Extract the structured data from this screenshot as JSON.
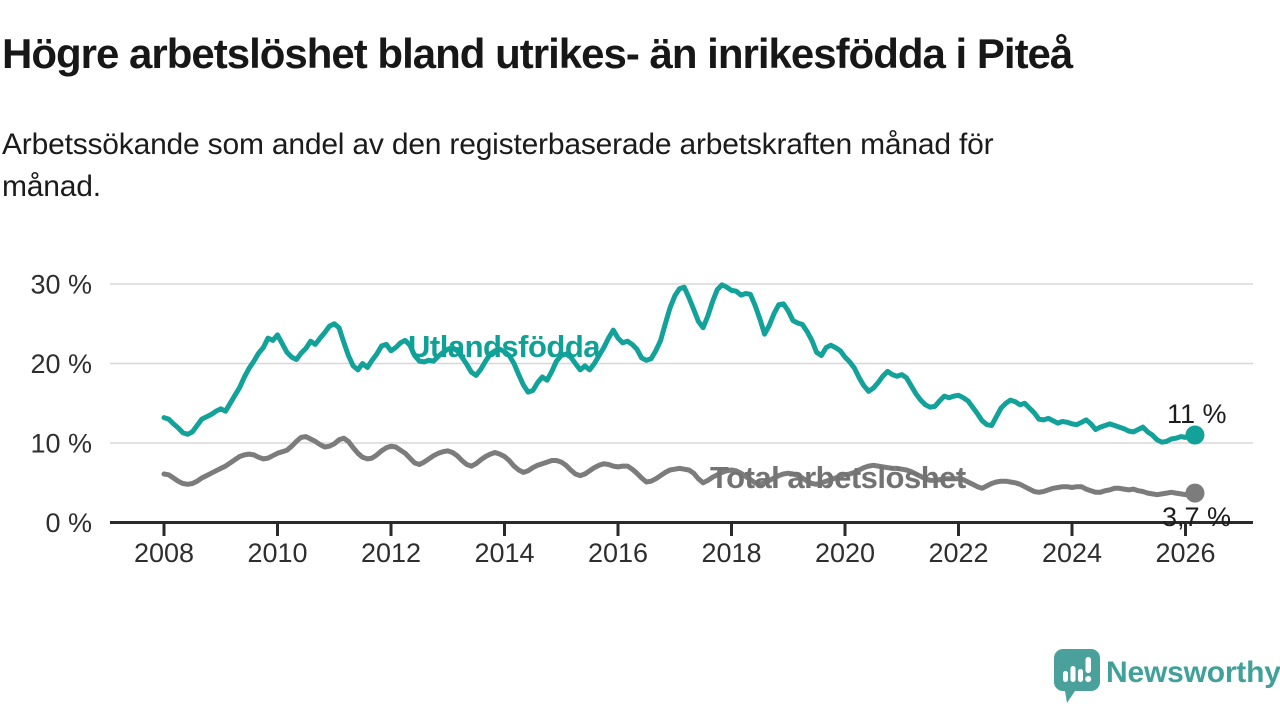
{
  "title": "Högre arbetslöshet bland utrikes- än inrikesfödda i Piteå",
  "subtitle_lines": [
    "Arbetssökande som andel av den registerbaserade arbetskraften månad för",
    "månad."
  ],
  "footer": {
    "brand": "Newsworthy"
  },
  "colors": {
    "foreign_born_line": "#12a29a",
    "total_line": "#7c7c7c",
    "grid": "#d8d8d8",
    "axis": "#2a2a2a",
    "logo_teal": "#4aa19c"
  },
  "chart_data": {
    "type": "line",
    "frequency": "monthly",
    "start": "2008-01",
    "end": "2026-03",
    "x_tick_labels": [
      "2008",
      "2010",
      "2012",
      "2014",
      "2016",
      "2018",
      "2020",
      "2022",
      "2024",
      "2026"
    ],
    "x_tick_years": [
      2008,
      2010,
      2012,
      2014,
      2016,
      2018,
      2020,
      2022,
      2024,
      2026
    ],
    "y_tick_labels": [
      "0 %",
      "10 %",
      "20 %",
      "30 %"
    ],
    "y_tick_values": [
      0,
      10,
      20,
      30
    ],
    "ylim": [
      0,
      32
    ],
    "grid": true,
    "legend_position": "inline-labels",
    "series": [
      {
        "name": "Utlandsfödda",
        "end_label": "11 %",
        "end_value": 11,
        "values": [
          13.2,
          13.0,
          12.4,
          11.9,
          11.3,
          11.1,
          11.4,
          12.2,
          13.0,
          13.3,
          13.6,
          14.0,
          14.3,
          14.0,
          15.0,
          16.0,
          17.0,
          18.3,
          19.4,
          20.3,
          21.3,
          22.0,
          23.2,
          22.9,
          23.6,
          22.5,
          21.4,
          20.8,
          20.5,
          21.3,
          21.9,
          22.8,
          22.4,
          23.2,
          23.9,
          24.7,
          25.0,
          24.5,
          22.7,
          21.0,
          19.7,
          19.2,
          20.0,
          19.5,
          20.4,
          21.2,
          22.2,
          22.4,
          21.6,
          22.0,
          22.6,
          22.9,
          22.3,
          21.0,
          20.3,
          20.2,
          20.4,
          20.3,
          20.9,
          21.4,
          21.8,
          22.0,
          21.6,
          20.8,
          19.9,
          18.9,
          18.5,
          19.3,
          20.3,
          21.2,
          21.6,
          21.8,
          21.5,
          21.0,
          20.0,
          18.6,
          17.3,
          16.4,
          16.6,
          17.6,
          18.3,
          17.9,
          19.0,
          20.3,
          21.0,
          21.2,
          20.8,
          20.0,
          19.2,
          19.7,
          19.2,
          20.0,
          21.0,
          22.0,
          23.2,
          24.2,
          23.2,
          22.6,
          22.8,
          22.4,
          21.8,
          20.7,
          20.4,
          20.6,
          21.6,
          22.9,
          25.0,
          27.0,
          28.5,
          29.4,
          29.6,
          28.3,
          26.8,
          25.3,
          24.5,
          26.0,
          27.8,
          29.3,
          29.9,
          29.6,
          29.2,
          29.1,
          28.6,
          28.8,
          28.7,
          27.3,
          25.6,
          23.7,
          24.8,
          26.3,
          27.4,
          27.5,
          26.6,
          25.4,
          25.1,
          24.9,
          24.0,
          22.9,
          21.4,
          21.0,
          22.0,
          22.3,
          22.0,
          21.6,
          20.8,
          20.2,
          19.4,
          18.2,
          17.2,
          16.5,
          16.9,
          17.6,
          18.4,
          19.0,
          18.6,
          18.4,
          18.6,
          18.2,
          17.2,
          16.2,
          15.4,
          14.8,
          14.5,
          14.6,
          15.3,
          15.9,
          15.7,
          15.9,
          16.0,
          15.7,
          15.3,
          14.5,
          13.7,
          12.8,
          12.3,
          12.2,
          13.3,
          14.4,
          15.0,
          15.4,
          15.2,
          14.8,
          15.0,
          14.4,
          13.8,
          13.0,
          12.9,
          13.1,
          12.8,
          12.5,
          12.7,
          12.6,
          12.4,
          12.3,
          12.6,
          12.9,
          12.4,
          11.7,
          12.0,
          12.2,
          12.4,
          12.2,
          12.0,
          11.8,
          11.5,
          11.4,
          11.7,
          12.0,
          11.4,
          11.0,
          10.4,
          10.1,
          10.2,
          10.5,
          10.6,
          10.8,
          10.7,
          10.9,
          11.0
        ]
      },
      {
        "name": "Total arbetslöshet",
        "end_label": "3,7 %",
        "end_value": 3.7,
        "values": [
          6.1,
          6.0,
          5.6,
          5.2,
          4.9,
          4.8,
          4.9,
          5.2,
          5.6,
          5.9,
          6.2,
          6.5,
          6.8,
          7.1,
          7.5,
          7.9,
          8.3,
          8.5,
          8.6,
          8.5,
          8.2,
          8.0,
          8.1,
          8.4,
          8.7,
          8.9,
          9.1,
          9.6,
          10.2,
          10.7,
          10.8,
          10.5,
          10.2,
          9.8,
          9.5,
          9.6,
          9.9,
          10.4,
          10.6,
          10.2,
          9.4,
          8.7,
          8.2,
          8.0,
          8.1,
          8.5,
          9.0,
          9.4,
          9.6,
          9.5,
          9.1,
          8.7,
          8.1,
          7.5,
          7.3,
          7.6,
          8.0,
          8.4,
          8.7,
          8.9,
          9.0,
          8.8,
          8.4,
          7.8,
          7.3,
          7.1,
          7.4,
          7.9,
          8.3,
          8.6,
          8.8,
          8.6,
          8.3,
          7.8,
          7.1,
          6.6,
          6.3,
          6.5,
          6.9,
          7.2,
          7.4,
          7.6,
          7.8,
          7.8,
          7.6,
          7.2,
          6.6,
          6.1,
          5.9,
          6.1,
          6.5,
          6.9,
          7.2,
          7.4,
          7.3,
          7.1,
          7.0,
          7.1,
          7.1,
          6.7,
          6.2,
          5.6,
          5.1,
          5.2,
          5.5,
          5.9,
          6.3,
          6.6,
          6.7,
          6.8,
          6.7,
          6.6,
          6.2,
          5.5,
          5.0,
          5.3,
          5.7,
          6.0,
          6.3,
          6.5,
          6.6,
          6.5,
          6.2,
          5.8,
          5.4,
          5.0,
          4.8,
          5.0,
          5.3,
          5.6,
          5.9,
          6.1,
          6.2,
          6.1,
          5.9,
          5.6,
          5.2,
          4.9,
          4.8,
          5.0,
          5.2,
          5.4,
          5.6,
          5.8,
          6.0,
          6.1,
          6.3,
          6.6,
          6.9,
          7.1,
          7.2,
          7.1,
          7.0,
          6.9,
          6.8,
          6.8,
          6.7,
          6.6,
          6.4,
          6.1,
          5.8,
          5.5,
          5.3,
          5.3,
          5.4,
          5.5,
          5.5,
          5.5,
          5.5,
          5.4,
          5.1,
          4.8,
          4.5,
          4.3,
          4.6,
          4.9,
          5.1,
          5.2,
          5.2,
          5.1,
          5.0,
          4.8,
          4.5,
          4.2,
          3.9,
          3.8,
          3.9,
          4.1,
          4.3,
          4.4,
          4.5,
          4.5,
          4.4,
          4.5,
          4.5,
          4.2,
          4.0,
          3.8,
          3.8,
          4.0,
          4.1,
          4.3,
          4.3,
          4.2,
          4.1,
          4.2,
          4.0,
          3.9,
          3.7,
          3.6,
          3.5,
          3.6,
          3.7,
          3.8,
          3.7,
          3.6,
          3.5,
          3.6,
          3.7
        ]
      }
    ]
  }
}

Task objective: Extract every line from the records above that contains the word "månad".

Response to this task:
    "Arbetssökande som andel av den registerbaserade arbetskraften månad för",
    "månad."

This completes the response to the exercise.